§ TASK GOAL: Read the data and repeat all of it exactly.

§ INPUT ROWS:

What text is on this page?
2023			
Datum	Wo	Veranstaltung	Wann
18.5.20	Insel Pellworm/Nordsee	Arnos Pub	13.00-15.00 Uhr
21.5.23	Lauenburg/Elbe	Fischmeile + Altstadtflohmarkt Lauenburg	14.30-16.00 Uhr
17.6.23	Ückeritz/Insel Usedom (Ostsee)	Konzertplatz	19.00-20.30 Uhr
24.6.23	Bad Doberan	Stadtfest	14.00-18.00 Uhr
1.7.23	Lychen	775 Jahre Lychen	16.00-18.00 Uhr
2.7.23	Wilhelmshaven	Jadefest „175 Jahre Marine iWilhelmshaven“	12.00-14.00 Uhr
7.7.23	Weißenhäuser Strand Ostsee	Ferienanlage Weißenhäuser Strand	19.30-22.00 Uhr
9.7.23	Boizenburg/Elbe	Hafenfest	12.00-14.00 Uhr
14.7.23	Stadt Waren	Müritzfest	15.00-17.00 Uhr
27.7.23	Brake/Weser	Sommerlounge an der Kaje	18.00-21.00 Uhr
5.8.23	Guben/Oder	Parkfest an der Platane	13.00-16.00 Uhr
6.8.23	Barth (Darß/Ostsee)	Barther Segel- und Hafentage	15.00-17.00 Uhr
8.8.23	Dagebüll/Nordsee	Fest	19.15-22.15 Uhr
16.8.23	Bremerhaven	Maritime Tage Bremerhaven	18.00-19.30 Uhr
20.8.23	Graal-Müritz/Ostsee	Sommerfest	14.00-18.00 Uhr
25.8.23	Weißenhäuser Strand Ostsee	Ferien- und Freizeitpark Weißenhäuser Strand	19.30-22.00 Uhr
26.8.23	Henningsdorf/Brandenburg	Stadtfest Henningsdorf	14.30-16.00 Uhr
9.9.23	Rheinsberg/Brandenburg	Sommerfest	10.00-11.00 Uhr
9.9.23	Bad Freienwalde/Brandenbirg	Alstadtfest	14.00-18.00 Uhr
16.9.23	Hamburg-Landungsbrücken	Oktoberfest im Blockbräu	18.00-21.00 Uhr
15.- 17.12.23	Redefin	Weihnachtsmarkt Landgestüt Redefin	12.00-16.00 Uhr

§ SOLVED PROBLEM:
What text is on this page?
2023			
Datum	Wo	Veranstaltung	Wann
18.5.20	Insel Pellworm/Nordsee	Arnos Pub	13.00-15.00 Uhr
21.5.23	Lauenburg/Elbe	Fischmeile + Altstadtflohmarkt Lauenburg	14.30-16.00 Uhr
17.6.23	Ückeritz/Insel Usedom (Ostsee)	Konzertplatz	19.00-20.30 Uhr
24.6.23	Bad Doberan	Stadtfest	14.00-18.00 Uhr
1.7.23	Lychen	775 Jahre Lychen	16.00-18.00 Uhr
2.7.23	Wilhelmshaven	Jadefest „175 Jahre Marine iWilhelmshaven“	12.00-14.00 Uhr
7.7.23	Weißenhäuser Strand Ostsee	Ferienanlage Weißenhäuser Strand	19.30-22.00 Uhr
9.7.23	Boizenburg/Elbe	Hafenfest	12.00-14.00 Uhr
14.7.23	Stadt Waren	Müritzfest	15.00-17.00 Uhr
27.7.23	Brake/Weser	Sommerlounge an der Kaje	18.00-21.00 Uhr
5.8.23	Guben/Oder	Parkfest an der Platane	13.00-16.00 Uhr
6.8.23	Barth (Darß/Ostsee)	Barther Segel- und Hafentage	15.00-17.00 Uhr
8.8.23	Dagebüll/Nordsee	Fest	19.15-22.15 Uhr
16.8.23	Bremerhaven	Maritime Tage Bremerhaven	18.00-19.30 Uhr
20.8.23	Graal-Müritz/Ostsee	Sommerfest	14.00-18.00 Uhr
25.8.23	Weißenhäuser Strand Ostsee	Ferien- und Freizeitpark Weißenhäuser Strand	19.30-22.00 Uhr
26.8.23	Henningsdorf/Brandenburg	Stadtfest Henningsdorf	14.30-16.00 Uhr
9.9.23	Rheinsberg/Brandenburg	Sommerfest	10.00-11.00 Uhr
9.9.23	Bad Freienwalde/Brandenbirg	Alstadtfest	14.00-18.00 Uhr
16.9.23	Hamburg-Landungsbrücken	Oktoberfest im Blockbräu	18.00-21.00 Uhr
15.- 17.12.23	Redefin	Weihnachtsmarkt Landgestüt Redefin	12.00-16.00 Uhr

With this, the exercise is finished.